====== RECORD EXTRACTS ======
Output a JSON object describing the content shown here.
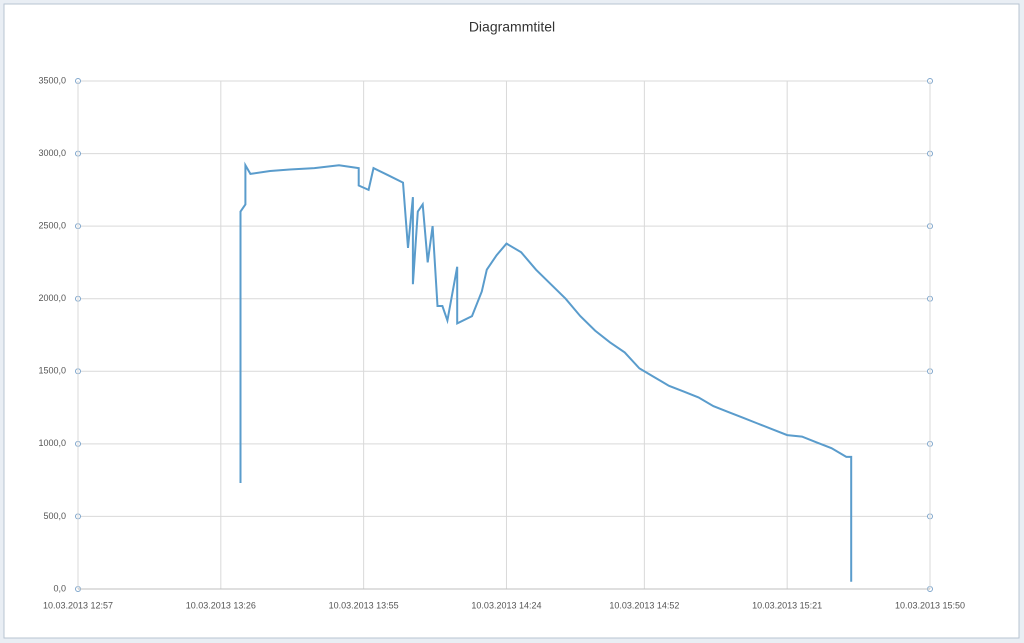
{
  "chart_data": {
    "type": "line",
    "title": "Diagrammtitel",
    "series": [
      {
        "color": "#5a9ccc",
        "x": [
          "10.03.2013 13:30",
          "10.03.2013 13:30",
          "10.03.2013 13:31",
          "10.03.2013 13:31",
          "10.03.2013 13:32",
          "10.03.2013 13:36",
          "10.03.2013 13:40",
          "10.03.2013 13:45",
          "10.03.2013 13:50",
          "10.03.2013 13:54",
          "10.03.2013 13:54",
          "10.03.2013 13:56",
          "10.03.2013 13:57",
          "10.03.2013 14:00",
          "10.03.2013 14:03",
          "10.03.2013 14:04",
          "10.03.2013 14:05",
          "10.03.2013 14:05",
          "10.03.2013 14:06",
          "10.03.2013 14:07",
          "10.03.2013 14:08",
          "10.03.2013 14:09",
          "10.03.2013 14:10",
          "10.03.2013 14:11",
          "10.03.2013 14:12",
          "10.03.2013 14:14",
          "10.03.2013 14:14",
          "10.03.2013 14:17",
          "10.03.2013 14:19",
          "10.03.2013 14:20",
          "10.03.2013 14:22",
          "10.03.2013 14:24",
          "10.03.2013 14:27",
          "10.03.2013 14:30",
          "10.03.2013 14:33",
          "10.03.2013 14:36",
          "10.03.2013 14:39",
          "10.03.2013 14:42",
          "10.03.2013 14:45",
          "10.03.2013 14:48",
          "10.03.2013 14:51",
          "10.03.2013 14:54",
          "10.03.2013 14:57",
          "10.03.2013 15:00",
          "10.03.2013 15:03",
          "10.03.2013 15:06",
          "10.03.2013 15:09",
          "10.03.2013 15:12",
          "10.03.2013 15:15",
          "10.03.2013 15:18",
          "10.03.2013 15:21",
          "10.03.2013 15:24",
          "10.03.2013 15:27",
          "10.03.2013 15:30",
          "10.03.2013 15:33",
          "10.03.2013 15:34",
          "10.03.2013 15:34"
        ],
        "values": [
          730,
          2600,
          2650,
          2920,
          2860,
          2880,
          2890,
          2900,
          2920,
          2900,
          2780,
          2750,
          2900,
          2850,
          2800,
          2350,
          2700,
          2100,
          2600,
          2650,
          2250,
          2500,
          1950,
          1950,
          1850,
          2220,
          1830,
          1880,
          2050,
          2200,
          2300,
          2380,
          2320,
          2200,
          2100,
          2000,
          1880,
          1780,
          1700,
          1630,
          1520,
          1460,
          1400,
          1360,
          1320,
          1260,
          1220,
          1180,
          1140,
          1100,
          1060,
          1050,
          1010,
          970,
          910,
          910,
          50
        ]
      }
    ],
    "xlim": [
      "10.03.2013 12:57",
      "10.03.2013 15:50"
    ],
    "xticks": [
      "10.03.2013 12:57",
      "10.03.2013 13:26",
      "10.03.2013 13:55",
      "10.03.2013 14:24",
      "10.03.2013 14:52",
      "10.03.2013 15:21",
      "10.03.2013 15:50"
    ],
    "ylim": [
      0,
      3500
    ],
    "yticks": [
      {
        "value": 0,
        "label": "0,0"
      },
      {
        "value": 500,
        "label": "500,0"
      },
      {
        "value": 1000,
        "label": "1000,0"
      },
      {
        "value": 1500,
        "label": "1500,0"
      },
      {
        "value": 2000,
        "label": "2000,0"
      },
      {
        "value": 2500,
        "label": "2500,0"
      },
      {
        "value": 3000,
        "label": "3000,0"
      },
      {
        "value": 3500,
        "label": "3500,0"
      }
    ],
    "grid": true
  }
}
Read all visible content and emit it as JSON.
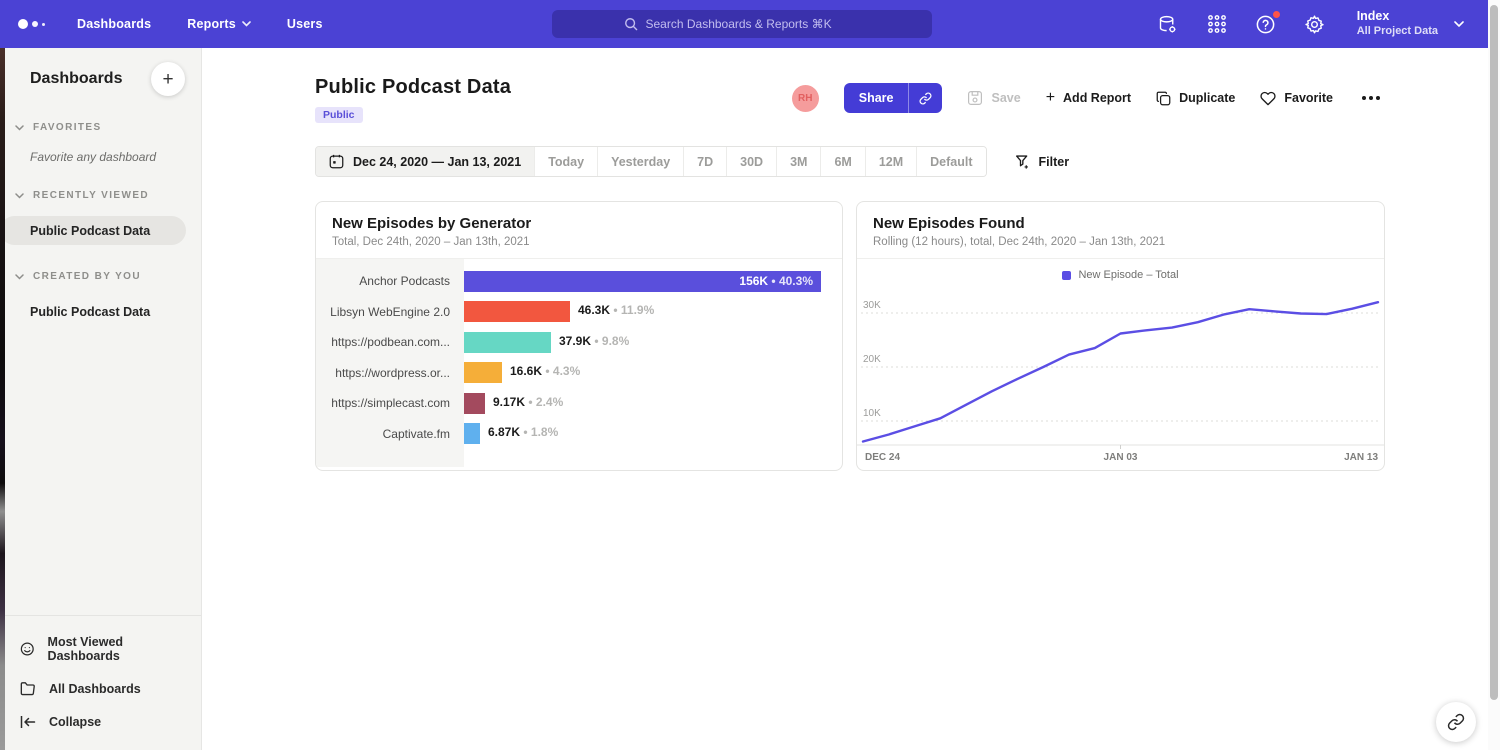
{
  "topbar": {
    "nav": [
      {
        "label": "Dashboards"
      },
      {
        "label": "Reports"
      },
      {
        "label": "Users"
      }
    ],
    "search_placeholder": "Search Dashboards & Reports ⌘K",
    "icons": [
      "data-connections-icon",
      "apps-grid-icon",
      "help-icon",
      "settings-icon"
    ],
    "workspace": {
      "name": "Index",
      "scope": "All Project Data"
    }
  },
  "sidebar": {
    "title": "Dashboards",
    "add_button": "+",
    "sections": [
      {
        "label": "FAVORITES",
        "hint": "Favorite any dashboard"
      },
      {
        "label": "RECENTLY VIEWED",
        "items": [
          {
            "label": "Public Podcast Data",
            "active": true
          }
        ]
      },
      {
        "label": "CREATED BY YOU",
        "items": [
          {
            "label": "Public Podcast Data",
            "active": false
          }
        ]
      }
    ],
    "footer": [
      {
        "label": "Most Viewed Dashboards",
        "icon": "smiley-icon"
      },
      {
        "label": "All Dashboards",
        "icon": "folder-icon"
      },
      {
        "label": "Collapse",
        "icon": "collapse-icon"
      }
    ]
  },
  "page": {
    "title": "Public Podcast Data",
    "badge": "Public",
    "avatar_initials": "RH",
    "actions": {
      "share": "Share",
      "save": "Save",
      "add_report": "Add Report",
      "duplicate": "Duplicate",
      "favorite": "Favorite"
    }
  },
  "date_controls": {
    "range": "Dec 24, 2020 — Jan 13, 2021",
    "presets": [
      "Today",
      "Yesterday",
      "7D",
      "30D",
      "3M",
      "6M",
      "12M",
      "Default"
    ],
    "filter": "Filter"
  },
  "chart_data": [
    {
      "type": "bar",
      "orientation": "horizontal",
      "title": "New Episodes by Generator",
      "subtitle": "Total, Dec 24th, 2020 – Jan 13th, 2021",
      "categories": [
        "Anchor Podcasts",
        "Libsyn WebEngine 2.0",
        "https://podbean.com...",
        "https://wordpress.or...",
        "https://simplecast.com",
        "Captivate.fm"
      ],
      "values": [
        156000,
        46300,
        37900,
        16600,
        9170,
        6870
      ],
      "value_labels": [
        "156K",
        "46.3K",
        "37.9K",
        "16.6K",
        "9.17K",
        "6.87K"
      ],
      "pct_labels": [
        "40.3%",
        "11.9%",
        "9.8%",
        "4.3%",
        "2.4%",
        "1.8%"
      ],
      "colors": [
        "#5A4FDC",
        "#F2573F",
        "#66D7C4",
        "#F5AE39",
        "#A34A5E",
        "#5FB0EE"
      ],
      "label_inside": [
        true,
        false,
        false,
        false,
        false,
        false
      ],
      "xlim": [
        0,
        156000
      ]
    },
    {
      "type": "line",
      "title": "New Episodes Found",
      "subtitle": "Rolling (12 hours), total, Dec 24th, 2020 – Jan 13th, 2021",
      "legend": [
        {
          "label": "New Episode – Total",
          "color": "#5B4EE4"
        }
      ],
      "legend_position": "top-center",
      "line_color": "#5B4EE4",
      "grid": "horizontal-dotted",
      "x": [
        "Dec 24",
        "Dec 25",
        "Dec 26",
        "Dec 27",
        "Dec 28",
        "Dec 29",
        "Dec 30",
        "Dec 31",
        "Jan 1",
        "Jan 2",
        "Jan 3",
        "Jan 4",
        "Jan 5",
        "Jan 6",
        "Jan 7",
        "Jan 8",
        "Jan 9",
        "Jan 10",
        "Jan 11",
        "Jan 12",
        "Jan 13"
      ],
      "values": [
        6200,
        7500,
        9000,
        10500,
        13000,
        15500,
        17800,
        20000,
        22300,
        23500,
        26200,
        26800,
        27300,
        28300,
        29700,
        30700,
        30300,
        29900,
        29800,
        30800,
        32000
      ],
      "y_ticks": [
        {
          "label": "10K",
          "value": 10000
        },
        {
          "label": "20K",
          "value": 20000
        },
        {
          "label": "30K",
          "value": 30000
        }
      ],
      "x_ticks": [
        {
          "label": "DEC 24",
          "index": 0
        },
        {
          "label": "JAN 03",
          "index": 10
        },
        {
          "label": "JAN 13",
          "index": 20
        }
      ],
      "ylim": [
        4500,
        33500
      ]
    }
  ],
  "fab": {
    "icon": "link-icon"
  }
}
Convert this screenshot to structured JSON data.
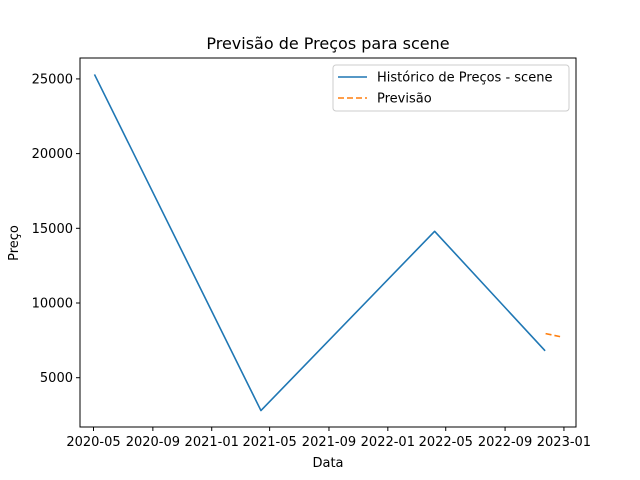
{
  "chart_data": {
    "type": "line",
    "title": "Previsão de Preços para scene",
    "xlabel": "Data",
    "ylabel": "Preço",
    "x_ticks": [
      "2020-05",
      "2020-09",
      "2021-01",
      "2021-05",
      "2021-09",
      "2022-01",
      "2022-05",
      "2022-09",
      "2023-01"
    ],
    "y_ticks": [
      5000,
      10000,
      15000,
      20000,
      25000
    ],
    "xlim": [
      "2020-04-03",
      "2023-01-26"
    ],
    "ylim": [
      1700,
      26400
    ],
    "grid": false,
    "legend_position": "top-right",
    "series": [
      {
        "name": "Histórico de Preços - scene",
        "color": "#1f77b4",
        "style": "solid",
        "points": [
          {
            "x": "2020-05-03",
            "y": 25300
          },
          {
            "x": "2021-04-13",
            "y": 2800
          },
          {
            "x": "2022-04-08",
            "y": 14800
          },
          {
            "x": "2022-11-23",
            "y": 6800
          }
        ]
      },
      {
        "name": "Previsão",
        "color": "#ff7f0e",
        "style": "dashed",
        "points": [
          {
            "x": "2022-11-24",
            "y": 7950
          },
          {
            "x": "2022-12-24",
            "y": 7750
          }
        ]
      }
    ]
  }
}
======
**YOUR OBJECTIVE:**
From the listing above, collect each line in which the string "Dashboards" appears.

**OUTPUT FOR THIS EXERCISE:**
        "label": "Dashboards"
    "search_placeholder": "Search Dashboards & Reports ⌘K",
    "title": "Dashboards",
        "label": "Most Viewed Dashboards",
        "label": "All Dashboards",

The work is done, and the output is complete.